Written request | Which lines hold the word "logo"? Copy each of them.

(Stored data)
········

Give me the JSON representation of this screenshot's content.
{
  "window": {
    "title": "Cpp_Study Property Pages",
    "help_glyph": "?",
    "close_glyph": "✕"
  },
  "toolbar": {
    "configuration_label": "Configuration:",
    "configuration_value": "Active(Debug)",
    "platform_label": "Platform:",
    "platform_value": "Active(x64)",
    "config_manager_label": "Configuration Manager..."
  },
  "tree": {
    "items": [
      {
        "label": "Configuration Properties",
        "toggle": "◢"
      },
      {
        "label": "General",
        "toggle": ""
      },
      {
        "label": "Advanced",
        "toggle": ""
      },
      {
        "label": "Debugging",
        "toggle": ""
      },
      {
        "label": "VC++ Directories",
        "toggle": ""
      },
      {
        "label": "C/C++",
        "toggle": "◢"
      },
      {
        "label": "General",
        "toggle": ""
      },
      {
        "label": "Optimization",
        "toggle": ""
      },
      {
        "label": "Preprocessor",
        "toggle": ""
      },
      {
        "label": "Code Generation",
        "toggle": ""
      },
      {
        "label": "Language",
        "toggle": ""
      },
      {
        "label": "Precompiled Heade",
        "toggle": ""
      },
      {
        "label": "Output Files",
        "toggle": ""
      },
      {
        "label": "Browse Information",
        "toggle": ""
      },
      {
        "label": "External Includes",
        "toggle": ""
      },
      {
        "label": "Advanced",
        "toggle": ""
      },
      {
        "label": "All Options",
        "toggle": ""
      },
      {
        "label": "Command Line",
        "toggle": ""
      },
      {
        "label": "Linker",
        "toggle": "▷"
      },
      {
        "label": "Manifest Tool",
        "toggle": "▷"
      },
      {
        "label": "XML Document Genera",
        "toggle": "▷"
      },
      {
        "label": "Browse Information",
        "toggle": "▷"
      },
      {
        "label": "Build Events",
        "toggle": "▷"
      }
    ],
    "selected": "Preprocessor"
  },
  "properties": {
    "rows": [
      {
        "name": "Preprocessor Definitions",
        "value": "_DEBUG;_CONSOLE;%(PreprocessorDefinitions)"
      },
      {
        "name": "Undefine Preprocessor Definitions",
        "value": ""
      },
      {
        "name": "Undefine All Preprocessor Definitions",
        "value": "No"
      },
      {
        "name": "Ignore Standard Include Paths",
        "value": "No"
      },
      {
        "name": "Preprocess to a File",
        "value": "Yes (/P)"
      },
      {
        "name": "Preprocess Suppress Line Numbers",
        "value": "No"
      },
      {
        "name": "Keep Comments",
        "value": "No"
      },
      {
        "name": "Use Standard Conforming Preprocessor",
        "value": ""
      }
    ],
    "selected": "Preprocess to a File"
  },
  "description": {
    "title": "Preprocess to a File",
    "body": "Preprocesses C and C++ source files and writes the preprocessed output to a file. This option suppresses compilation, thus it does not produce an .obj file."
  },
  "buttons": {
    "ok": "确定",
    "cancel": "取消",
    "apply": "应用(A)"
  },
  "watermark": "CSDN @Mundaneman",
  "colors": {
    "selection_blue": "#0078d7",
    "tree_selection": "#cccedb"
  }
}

········

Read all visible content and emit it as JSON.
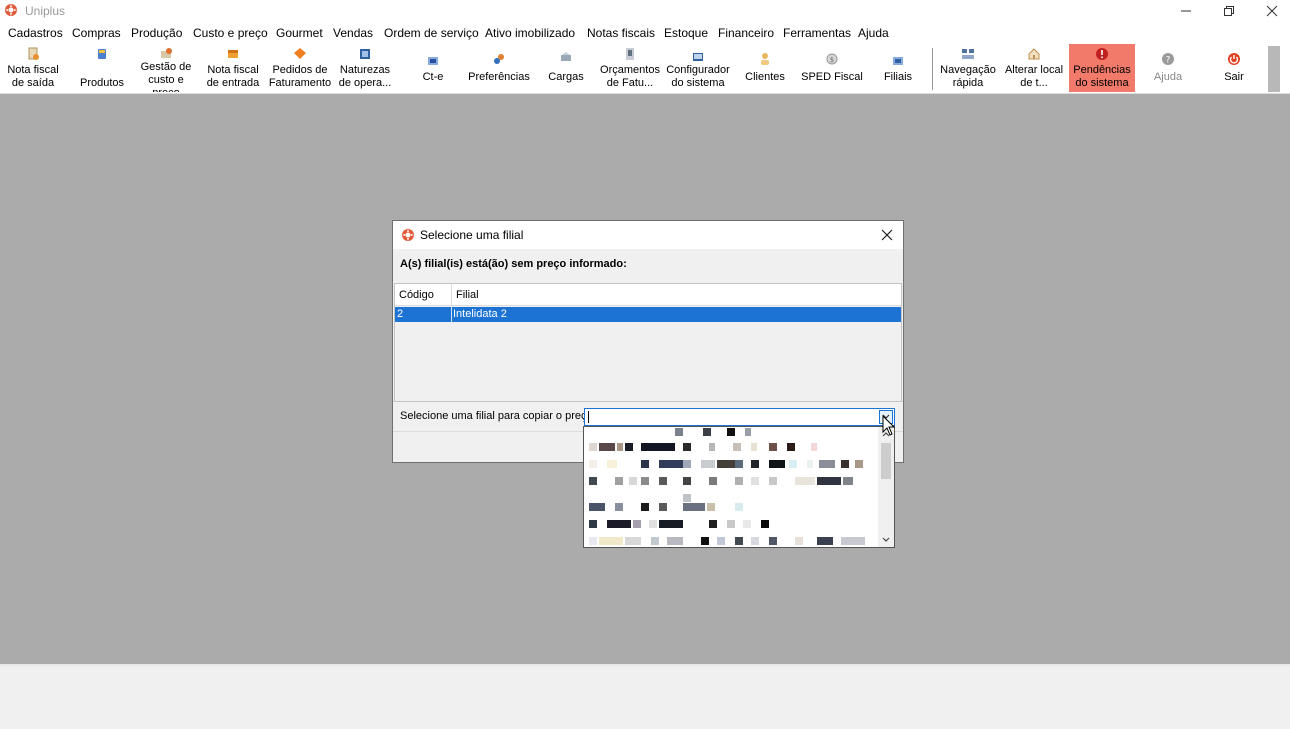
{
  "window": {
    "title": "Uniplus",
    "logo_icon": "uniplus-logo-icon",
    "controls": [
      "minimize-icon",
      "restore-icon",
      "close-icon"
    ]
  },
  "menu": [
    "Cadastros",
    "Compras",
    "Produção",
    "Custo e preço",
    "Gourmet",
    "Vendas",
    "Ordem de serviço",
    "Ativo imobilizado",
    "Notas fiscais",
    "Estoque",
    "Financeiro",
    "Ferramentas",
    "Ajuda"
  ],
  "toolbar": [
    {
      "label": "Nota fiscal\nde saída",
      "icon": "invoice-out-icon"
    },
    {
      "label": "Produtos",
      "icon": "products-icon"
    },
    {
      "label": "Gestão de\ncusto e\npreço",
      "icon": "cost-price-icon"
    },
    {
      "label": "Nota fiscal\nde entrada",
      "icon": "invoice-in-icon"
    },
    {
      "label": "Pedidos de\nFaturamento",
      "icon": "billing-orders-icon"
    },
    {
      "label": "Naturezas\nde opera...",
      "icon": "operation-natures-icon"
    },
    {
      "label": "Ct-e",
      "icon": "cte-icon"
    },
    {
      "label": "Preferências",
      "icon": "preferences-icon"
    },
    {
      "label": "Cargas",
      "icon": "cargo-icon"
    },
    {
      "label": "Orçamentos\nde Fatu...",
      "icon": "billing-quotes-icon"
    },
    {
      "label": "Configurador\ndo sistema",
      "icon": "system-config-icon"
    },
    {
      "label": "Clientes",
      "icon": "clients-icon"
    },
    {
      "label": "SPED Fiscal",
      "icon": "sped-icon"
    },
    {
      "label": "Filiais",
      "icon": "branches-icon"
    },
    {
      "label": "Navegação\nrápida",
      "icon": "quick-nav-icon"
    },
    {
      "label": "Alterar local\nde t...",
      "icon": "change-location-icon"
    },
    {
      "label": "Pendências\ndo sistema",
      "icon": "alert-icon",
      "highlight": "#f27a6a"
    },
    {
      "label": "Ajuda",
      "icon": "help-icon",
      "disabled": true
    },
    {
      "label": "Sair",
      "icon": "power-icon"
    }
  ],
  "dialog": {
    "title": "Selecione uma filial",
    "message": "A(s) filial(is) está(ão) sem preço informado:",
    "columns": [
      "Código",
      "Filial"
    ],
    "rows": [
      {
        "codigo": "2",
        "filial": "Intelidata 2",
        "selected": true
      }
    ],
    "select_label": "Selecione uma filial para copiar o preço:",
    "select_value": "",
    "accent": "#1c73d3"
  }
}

········

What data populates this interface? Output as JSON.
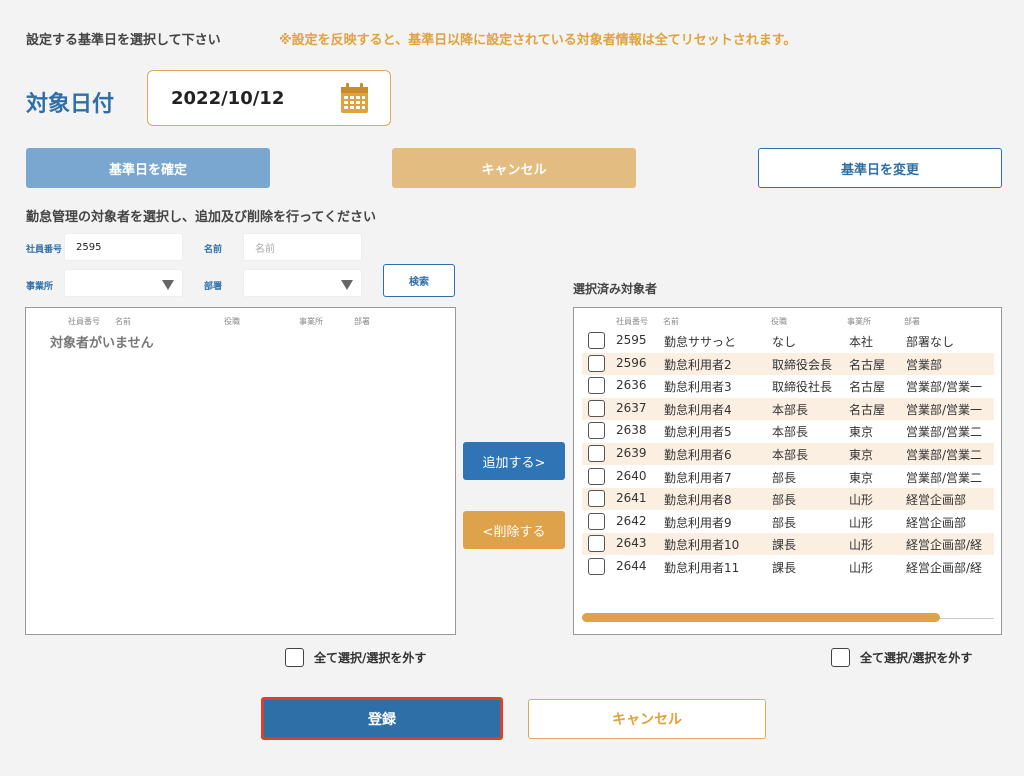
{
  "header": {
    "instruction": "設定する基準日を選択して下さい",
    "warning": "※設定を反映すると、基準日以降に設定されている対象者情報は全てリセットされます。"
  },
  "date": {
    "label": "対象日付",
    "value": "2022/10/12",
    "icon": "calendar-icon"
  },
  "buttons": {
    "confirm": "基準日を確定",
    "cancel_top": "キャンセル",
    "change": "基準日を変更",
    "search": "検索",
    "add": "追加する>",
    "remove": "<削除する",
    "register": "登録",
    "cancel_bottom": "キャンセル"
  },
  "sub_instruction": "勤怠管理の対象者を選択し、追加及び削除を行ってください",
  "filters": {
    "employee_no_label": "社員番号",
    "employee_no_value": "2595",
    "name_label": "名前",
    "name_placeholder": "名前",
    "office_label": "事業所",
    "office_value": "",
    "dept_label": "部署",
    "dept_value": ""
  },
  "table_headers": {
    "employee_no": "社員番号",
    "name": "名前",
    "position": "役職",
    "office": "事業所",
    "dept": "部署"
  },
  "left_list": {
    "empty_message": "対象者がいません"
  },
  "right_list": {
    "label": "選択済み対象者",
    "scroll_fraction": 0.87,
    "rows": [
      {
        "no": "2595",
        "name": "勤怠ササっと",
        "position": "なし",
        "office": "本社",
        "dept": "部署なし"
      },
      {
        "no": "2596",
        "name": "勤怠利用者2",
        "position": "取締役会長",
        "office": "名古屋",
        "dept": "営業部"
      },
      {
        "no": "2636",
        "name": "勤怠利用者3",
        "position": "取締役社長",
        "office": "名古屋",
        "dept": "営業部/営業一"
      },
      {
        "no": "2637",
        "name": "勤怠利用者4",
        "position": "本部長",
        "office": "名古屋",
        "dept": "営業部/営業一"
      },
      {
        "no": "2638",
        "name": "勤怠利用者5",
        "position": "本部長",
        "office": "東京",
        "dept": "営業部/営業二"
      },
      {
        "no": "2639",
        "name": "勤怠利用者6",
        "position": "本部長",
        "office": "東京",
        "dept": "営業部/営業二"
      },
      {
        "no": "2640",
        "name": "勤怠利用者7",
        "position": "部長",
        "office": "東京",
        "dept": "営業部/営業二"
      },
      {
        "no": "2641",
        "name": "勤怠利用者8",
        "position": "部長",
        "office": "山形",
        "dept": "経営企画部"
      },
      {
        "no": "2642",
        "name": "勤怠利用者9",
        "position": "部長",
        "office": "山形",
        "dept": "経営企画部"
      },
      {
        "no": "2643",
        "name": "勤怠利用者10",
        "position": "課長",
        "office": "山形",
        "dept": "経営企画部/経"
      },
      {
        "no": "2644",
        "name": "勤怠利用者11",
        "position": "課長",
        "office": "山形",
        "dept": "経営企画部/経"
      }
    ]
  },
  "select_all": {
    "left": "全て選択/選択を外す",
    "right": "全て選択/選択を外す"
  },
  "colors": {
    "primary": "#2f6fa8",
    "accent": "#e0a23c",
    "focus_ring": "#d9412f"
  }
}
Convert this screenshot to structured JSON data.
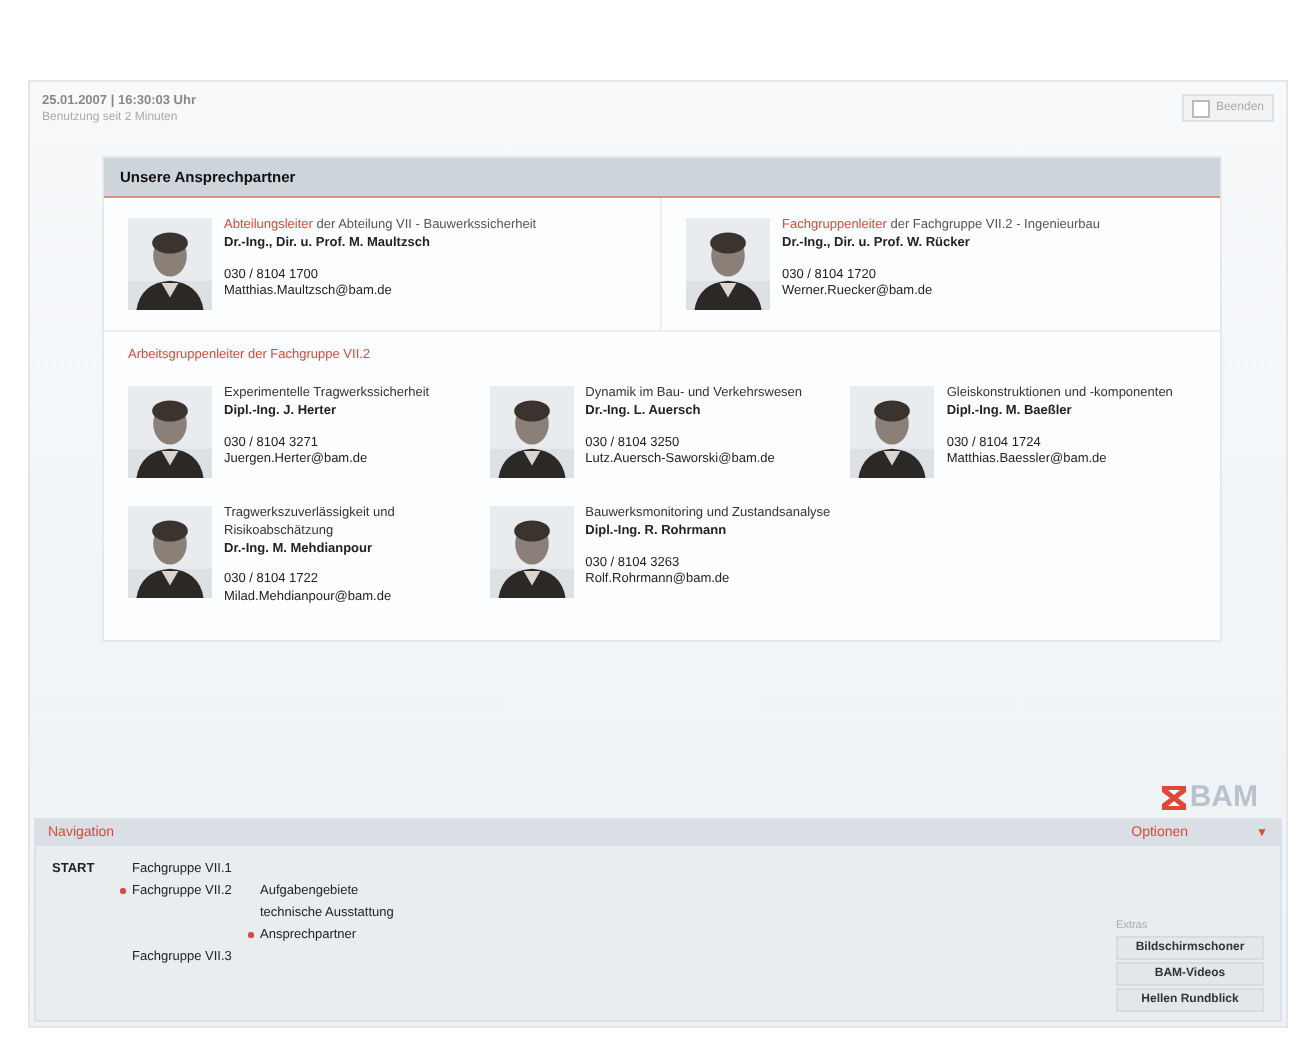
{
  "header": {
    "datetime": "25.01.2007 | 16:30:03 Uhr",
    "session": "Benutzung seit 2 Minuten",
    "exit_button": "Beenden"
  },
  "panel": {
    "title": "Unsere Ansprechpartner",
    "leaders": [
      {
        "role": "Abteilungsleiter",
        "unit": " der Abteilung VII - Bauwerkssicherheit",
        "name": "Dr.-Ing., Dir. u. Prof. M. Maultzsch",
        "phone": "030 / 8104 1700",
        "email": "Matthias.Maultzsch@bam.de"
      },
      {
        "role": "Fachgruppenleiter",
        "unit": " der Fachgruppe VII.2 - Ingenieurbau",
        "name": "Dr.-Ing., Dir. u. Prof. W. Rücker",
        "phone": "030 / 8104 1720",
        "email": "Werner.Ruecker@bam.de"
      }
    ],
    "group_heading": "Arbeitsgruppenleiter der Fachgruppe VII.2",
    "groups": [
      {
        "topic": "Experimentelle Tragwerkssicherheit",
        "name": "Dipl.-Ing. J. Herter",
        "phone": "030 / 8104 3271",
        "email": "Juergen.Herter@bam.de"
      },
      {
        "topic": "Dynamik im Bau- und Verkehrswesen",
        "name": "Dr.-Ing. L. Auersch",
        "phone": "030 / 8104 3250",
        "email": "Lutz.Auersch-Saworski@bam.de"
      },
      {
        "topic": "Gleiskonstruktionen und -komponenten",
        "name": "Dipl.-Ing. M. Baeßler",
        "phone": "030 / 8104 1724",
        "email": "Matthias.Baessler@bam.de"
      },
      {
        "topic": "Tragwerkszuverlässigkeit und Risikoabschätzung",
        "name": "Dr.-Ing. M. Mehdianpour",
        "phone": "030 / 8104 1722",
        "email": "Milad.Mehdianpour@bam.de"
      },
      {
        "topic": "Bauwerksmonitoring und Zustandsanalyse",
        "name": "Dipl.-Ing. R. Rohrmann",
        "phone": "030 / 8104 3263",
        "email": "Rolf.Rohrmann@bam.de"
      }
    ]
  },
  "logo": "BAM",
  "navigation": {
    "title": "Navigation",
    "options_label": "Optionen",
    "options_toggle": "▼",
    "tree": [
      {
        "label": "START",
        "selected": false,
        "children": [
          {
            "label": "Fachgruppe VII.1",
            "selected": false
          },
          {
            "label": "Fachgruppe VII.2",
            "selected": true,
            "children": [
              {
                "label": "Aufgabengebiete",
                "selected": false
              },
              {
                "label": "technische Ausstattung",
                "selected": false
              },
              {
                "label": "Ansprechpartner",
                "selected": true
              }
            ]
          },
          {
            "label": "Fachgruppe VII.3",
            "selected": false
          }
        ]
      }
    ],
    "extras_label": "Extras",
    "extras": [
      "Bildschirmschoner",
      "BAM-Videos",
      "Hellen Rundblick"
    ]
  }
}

········

Exercise result |
    "logo_icon": "uniplus-logo-icon",
  "logo": "BAM",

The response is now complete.